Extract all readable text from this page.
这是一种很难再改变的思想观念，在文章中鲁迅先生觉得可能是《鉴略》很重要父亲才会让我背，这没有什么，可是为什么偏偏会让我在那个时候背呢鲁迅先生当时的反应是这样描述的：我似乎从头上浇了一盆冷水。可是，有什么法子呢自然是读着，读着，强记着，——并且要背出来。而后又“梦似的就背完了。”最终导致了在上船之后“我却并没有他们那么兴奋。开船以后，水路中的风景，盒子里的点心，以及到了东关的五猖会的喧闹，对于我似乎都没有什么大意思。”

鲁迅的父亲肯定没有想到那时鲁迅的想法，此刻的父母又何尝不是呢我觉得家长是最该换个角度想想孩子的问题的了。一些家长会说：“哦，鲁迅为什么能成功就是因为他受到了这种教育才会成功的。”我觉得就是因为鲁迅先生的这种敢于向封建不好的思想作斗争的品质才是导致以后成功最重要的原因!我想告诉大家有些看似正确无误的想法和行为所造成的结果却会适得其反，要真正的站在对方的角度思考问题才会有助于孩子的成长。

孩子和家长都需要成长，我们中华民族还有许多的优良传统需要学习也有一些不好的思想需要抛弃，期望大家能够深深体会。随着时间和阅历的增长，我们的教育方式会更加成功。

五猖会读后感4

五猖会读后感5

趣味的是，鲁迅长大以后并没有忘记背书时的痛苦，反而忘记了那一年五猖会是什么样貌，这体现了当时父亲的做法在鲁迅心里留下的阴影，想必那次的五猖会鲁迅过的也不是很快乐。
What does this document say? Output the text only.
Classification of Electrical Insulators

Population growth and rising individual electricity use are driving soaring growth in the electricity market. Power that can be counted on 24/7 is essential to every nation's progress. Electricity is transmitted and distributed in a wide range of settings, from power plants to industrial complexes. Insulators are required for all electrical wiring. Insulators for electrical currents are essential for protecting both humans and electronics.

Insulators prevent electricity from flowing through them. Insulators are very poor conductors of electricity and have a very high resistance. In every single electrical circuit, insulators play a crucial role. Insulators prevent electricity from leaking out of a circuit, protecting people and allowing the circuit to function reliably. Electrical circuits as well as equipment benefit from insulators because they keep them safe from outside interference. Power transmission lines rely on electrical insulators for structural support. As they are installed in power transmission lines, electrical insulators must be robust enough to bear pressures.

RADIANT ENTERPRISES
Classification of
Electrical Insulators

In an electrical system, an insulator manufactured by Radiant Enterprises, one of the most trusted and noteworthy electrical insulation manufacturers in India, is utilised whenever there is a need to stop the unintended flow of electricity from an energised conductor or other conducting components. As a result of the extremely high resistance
########
== WHAT IS REQUIRED ==
Look for "electricity" and pull out every line that has it.

== RESULT ==
Population growth and rising individual electricity use are driving soaring growth in the electricity market. Power that can be counted on 24/7 is essential to every nation's progress. Electricity is transmitted and distributed in a wide range of settings, from power plants to industrial complexes. Insulators are required for all electrical wiring. Insulators for electrical currents are essential for protecting both humans and electronics.
Insulators prevent electricity from flowing through them. Insulators are very poor conductors of electricity and have a very high resistance. In every single electrical circuit, insulators play a crucial role. Insulators prevent electricity from leaking out of a circuit, protecting people and allowing the circuit to function reliably. Electrical circuits as well as equipment benefit from insulators because they keep them safe from outside interference. Power transmission lines rely on electrical insulators for structural support. As they are installed in power transmission lines, electrical insulators must be robust enough to bear pressures.
In an electrical system, an insulator manufactured by Radiant Enterprises, one of the most trusted and noteworthy electrical insulation manufacturers in India, is utilised whenever there is a need to stop the unintended flow of electricity from an energised conductor or other conducting components. As a result of the extremely high resistance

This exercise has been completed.